__Supplied records__.
-- -- --

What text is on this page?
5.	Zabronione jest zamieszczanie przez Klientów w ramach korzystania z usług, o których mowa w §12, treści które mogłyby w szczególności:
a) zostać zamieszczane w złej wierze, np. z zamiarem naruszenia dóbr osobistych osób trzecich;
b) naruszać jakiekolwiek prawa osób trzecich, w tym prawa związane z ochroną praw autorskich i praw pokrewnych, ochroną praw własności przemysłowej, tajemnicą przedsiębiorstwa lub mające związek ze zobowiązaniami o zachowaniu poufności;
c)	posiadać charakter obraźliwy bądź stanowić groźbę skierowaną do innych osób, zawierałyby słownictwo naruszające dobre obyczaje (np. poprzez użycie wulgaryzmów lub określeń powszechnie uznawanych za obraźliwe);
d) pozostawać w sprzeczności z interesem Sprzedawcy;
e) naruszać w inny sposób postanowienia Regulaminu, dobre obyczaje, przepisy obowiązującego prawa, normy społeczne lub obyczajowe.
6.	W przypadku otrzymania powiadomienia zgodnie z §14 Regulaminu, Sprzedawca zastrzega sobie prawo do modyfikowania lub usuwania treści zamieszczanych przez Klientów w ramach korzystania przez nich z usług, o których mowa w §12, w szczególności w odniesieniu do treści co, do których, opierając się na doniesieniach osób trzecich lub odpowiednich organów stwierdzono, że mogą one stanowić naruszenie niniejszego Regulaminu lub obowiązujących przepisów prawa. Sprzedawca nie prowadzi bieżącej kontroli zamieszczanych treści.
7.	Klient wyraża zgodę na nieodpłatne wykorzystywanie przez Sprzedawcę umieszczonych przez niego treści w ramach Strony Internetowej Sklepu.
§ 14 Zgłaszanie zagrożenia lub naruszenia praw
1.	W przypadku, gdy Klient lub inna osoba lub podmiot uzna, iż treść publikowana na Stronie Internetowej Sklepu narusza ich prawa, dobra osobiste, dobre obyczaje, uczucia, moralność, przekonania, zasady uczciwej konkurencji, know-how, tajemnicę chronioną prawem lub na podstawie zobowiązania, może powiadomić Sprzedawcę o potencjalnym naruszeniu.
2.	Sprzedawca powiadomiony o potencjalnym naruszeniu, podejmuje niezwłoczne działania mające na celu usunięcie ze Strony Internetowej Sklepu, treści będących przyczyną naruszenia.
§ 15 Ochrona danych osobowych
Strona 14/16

-- -- --

__Exercise description__.
Output all of the material, please, exactly as it stands.

__Output for this exercise__.
What text is on this page?
5.	Zabronione jest zamieszczanie przez Klientów w ramach korzystania z usług, o których mowa w §12, treści które mogłyby w szczególności:
a) zostać zamieszczane w złej wierze, np. z zamiarem naruszenia dóbr osobistych osób trzecich;
b) naruszać jakiekolwiek prawa osób trzecich, w tym prawa związane z ochroną praw autorskich i praw pokrewnych, ochroną praw własności przemysłowej, tajemnicą przedsiębiorstwa lub mające związek ze zobowiązaniami o zachowaniu poufności;
c)	posiadać charakter obraźliwy bądź stanowić groźbę skierowaną do innych osób, zawierałyby słownictwo naruszające dobre obyczaje (np. poprzez użycie wulgaryzmów lub określeń powszechnie uznawanych za obraźliwe);
d) pozostawać w sprzeczności z interesem Sprzedawcy;
e) naruszać w inny sposób postanowienia Regulaminu, dobre obyczaje, przepisy obowiązującego prawa, normy społeczne lub obyczajowe.
6.	W przypadku otrzymania powiadomienia zgodnie z §14 Regulaminu, Sprzedawca zastrzega sobie prawo do modyfikowania lub usuwania treści zamieszczanych przez Klientów w ramach korzystania przez nich z usług, o których mowa w §12, w szczególności w odniesieniu do treści co, do których, opierając się na doniesieniach osób trzecich lub odpowiednich organów stwierdzono, że mogą one stanowić naruszenie niniejszego Regulaminu lub obowiązujących przepisów prawa. Sprzedawca nie prowadzi bieżącej kontroli zamieszczanych treści.
7.	Klient wyraża zgodę na nieodpłatne wykorzystywanie przez Sprzedawcę umieszczonych przez niego treści w ramach Strony Internetowej Sklepu.
§ 14 Zgłaszanie zagrożenia lub naruszenia praw
1.	W przypadku, gdy Klient lub inna osoba lub podmiot uzna, iż treść publikowana na Stronie Internetowej Sklepu narusza ich prawa, dobra osobiste, dobre obyczaje, uczucia, moralność, przekonania, zasady uczciwej konkurencji, know-how, tajemnicę chronioną prawem lub na podstawie zobowiązania, może powiadomić Sprzedawcę o potencjalnym naruszeniu.
2.	Sprzedawca powiadomiony o potencjalnym naruszeniu, podejmuje niezwłoczne działania mające na celu usunięcie ze Strony Internetowej Sklepu, treści będących przyczyną naruszenia.
§ 15 Ochrona danych osobowych
Strona 14/16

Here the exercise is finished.